■ **Stated task**
From the entries below, copy every line that holds the word "humidity".

■ **Dataset records**

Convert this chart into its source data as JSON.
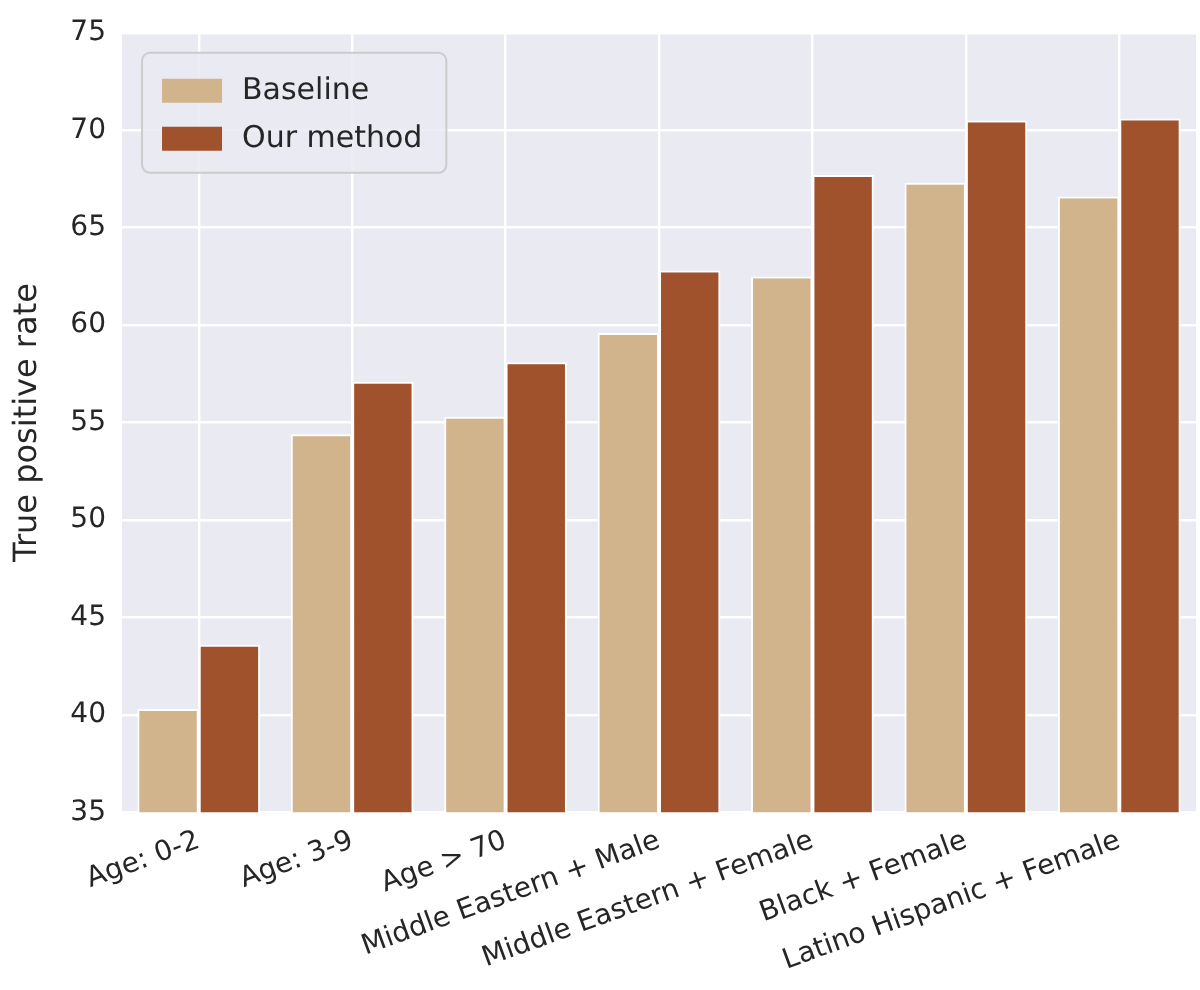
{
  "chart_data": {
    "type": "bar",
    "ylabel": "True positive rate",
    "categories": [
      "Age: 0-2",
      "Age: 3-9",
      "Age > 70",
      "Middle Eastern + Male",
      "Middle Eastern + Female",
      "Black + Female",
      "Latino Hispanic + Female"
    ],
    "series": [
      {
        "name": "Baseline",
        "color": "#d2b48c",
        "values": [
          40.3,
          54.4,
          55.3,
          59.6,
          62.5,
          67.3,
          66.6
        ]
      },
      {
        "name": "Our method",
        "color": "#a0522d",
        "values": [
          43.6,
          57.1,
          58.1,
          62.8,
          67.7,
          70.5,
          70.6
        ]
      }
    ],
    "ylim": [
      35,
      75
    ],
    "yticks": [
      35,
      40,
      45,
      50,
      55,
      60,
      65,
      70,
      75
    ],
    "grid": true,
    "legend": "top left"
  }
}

---

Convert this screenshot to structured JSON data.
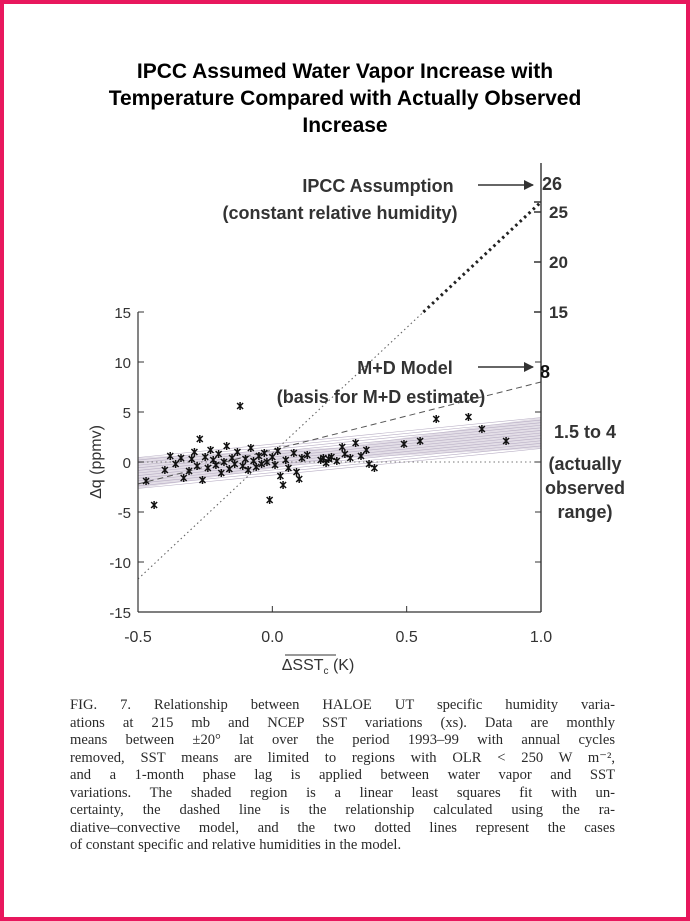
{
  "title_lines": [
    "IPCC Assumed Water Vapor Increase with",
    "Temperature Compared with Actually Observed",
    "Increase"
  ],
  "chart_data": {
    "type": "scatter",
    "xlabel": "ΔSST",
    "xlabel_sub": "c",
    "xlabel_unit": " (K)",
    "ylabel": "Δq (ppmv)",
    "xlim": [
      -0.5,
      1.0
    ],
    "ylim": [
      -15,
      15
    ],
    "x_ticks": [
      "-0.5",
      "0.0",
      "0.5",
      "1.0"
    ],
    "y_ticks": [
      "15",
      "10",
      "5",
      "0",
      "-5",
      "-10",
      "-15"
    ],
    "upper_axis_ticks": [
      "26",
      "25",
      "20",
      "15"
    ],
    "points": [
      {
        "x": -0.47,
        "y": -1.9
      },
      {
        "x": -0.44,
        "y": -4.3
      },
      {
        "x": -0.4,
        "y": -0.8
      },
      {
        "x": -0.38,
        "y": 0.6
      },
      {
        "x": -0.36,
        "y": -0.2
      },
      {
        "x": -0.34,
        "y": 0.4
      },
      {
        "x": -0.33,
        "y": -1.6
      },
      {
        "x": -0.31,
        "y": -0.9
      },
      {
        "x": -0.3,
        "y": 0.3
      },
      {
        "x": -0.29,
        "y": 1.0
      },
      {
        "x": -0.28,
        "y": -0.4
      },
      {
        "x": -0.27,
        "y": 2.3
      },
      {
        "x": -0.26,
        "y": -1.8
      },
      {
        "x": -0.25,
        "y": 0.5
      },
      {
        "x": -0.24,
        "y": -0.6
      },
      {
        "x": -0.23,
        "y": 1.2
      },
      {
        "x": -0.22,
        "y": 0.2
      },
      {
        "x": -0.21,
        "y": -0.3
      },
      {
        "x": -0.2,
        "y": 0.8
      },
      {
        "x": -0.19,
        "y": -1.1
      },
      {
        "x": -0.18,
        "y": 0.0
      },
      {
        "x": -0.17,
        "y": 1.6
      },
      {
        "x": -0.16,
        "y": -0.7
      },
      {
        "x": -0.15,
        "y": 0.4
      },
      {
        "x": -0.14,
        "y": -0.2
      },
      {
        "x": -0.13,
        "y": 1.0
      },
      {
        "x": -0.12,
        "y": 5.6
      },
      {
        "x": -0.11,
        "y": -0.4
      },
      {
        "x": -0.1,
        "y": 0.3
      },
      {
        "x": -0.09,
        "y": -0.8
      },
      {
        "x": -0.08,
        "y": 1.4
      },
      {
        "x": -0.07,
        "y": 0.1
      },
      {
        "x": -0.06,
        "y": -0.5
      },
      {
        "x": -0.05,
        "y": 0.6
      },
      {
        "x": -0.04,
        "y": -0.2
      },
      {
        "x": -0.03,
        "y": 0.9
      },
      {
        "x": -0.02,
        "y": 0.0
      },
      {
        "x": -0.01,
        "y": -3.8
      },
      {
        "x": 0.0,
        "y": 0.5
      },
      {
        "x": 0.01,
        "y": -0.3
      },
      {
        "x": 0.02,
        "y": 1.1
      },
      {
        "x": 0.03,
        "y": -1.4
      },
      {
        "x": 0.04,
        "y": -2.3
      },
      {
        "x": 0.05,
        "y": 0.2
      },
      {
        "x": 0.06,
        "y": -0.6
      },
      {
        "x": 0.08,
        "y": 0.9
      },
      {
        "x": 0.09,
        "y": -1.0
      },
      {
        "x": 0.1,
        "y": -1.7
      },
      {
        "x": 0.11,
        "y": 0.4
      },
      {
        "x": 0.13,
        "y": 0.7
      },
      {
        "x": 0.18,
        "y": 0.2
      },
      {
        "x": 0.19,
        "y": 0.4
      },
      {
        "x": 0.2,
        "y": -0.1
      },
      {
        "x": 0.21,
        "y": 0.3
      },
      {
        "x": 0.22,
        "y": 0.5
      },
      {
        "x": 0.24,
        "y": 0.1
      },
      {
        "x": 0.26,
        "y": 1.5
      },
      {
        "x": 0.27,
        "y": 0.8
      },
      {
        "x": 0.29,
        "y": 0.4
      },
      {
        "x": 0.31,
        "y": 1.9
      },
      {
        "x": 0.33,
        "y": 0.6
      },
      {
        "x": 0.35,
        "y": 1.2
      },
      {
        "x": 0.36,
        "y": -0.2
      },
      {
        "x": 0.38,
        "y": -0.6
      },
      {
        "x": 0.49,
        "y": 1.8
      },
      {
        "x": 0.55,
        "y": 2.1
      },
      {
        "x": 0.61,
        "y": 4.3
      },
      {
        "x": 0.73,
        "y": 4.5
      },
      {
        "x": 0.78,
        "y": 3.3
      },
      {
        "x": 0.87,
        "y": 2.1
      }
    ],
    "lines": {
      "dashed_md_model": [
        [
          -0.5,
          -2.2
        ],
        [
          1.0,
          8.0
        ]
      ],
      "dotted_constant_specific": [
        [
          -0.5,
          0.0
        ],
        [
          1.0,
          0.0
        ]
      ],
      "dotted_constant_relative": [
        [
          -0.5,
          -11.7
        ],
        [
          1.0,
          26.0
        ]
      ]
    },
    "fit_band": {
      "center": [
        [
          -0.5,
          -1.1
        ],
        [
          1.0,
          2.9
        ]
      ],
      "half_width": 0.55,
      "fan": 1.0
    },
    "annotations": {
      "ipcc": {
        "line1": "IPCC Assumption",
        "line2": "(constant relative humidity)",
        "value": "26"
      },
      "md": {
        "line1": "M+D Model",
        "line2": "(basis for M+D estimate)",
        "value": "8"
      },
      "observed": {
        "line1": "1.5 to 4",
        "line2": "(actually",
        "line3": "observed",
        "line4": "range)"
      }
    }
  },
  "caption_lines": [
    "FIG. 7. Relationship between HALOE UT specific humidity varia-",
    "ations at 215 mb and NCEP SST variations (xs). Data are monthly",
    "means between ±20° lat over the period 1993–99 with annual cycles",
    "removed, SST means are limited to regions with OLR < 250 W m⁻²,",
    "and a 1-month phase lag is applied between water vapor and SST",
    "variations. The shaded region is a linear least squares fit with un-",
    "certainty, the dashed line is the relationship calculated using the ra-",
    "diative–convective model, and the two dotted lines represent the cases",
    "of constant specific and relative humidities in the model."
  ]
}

■ **Expected output**
        "line2": "(constant relative humidity)",
    "FIG. 7. Relationship between HALOE UT specific humidity varia-",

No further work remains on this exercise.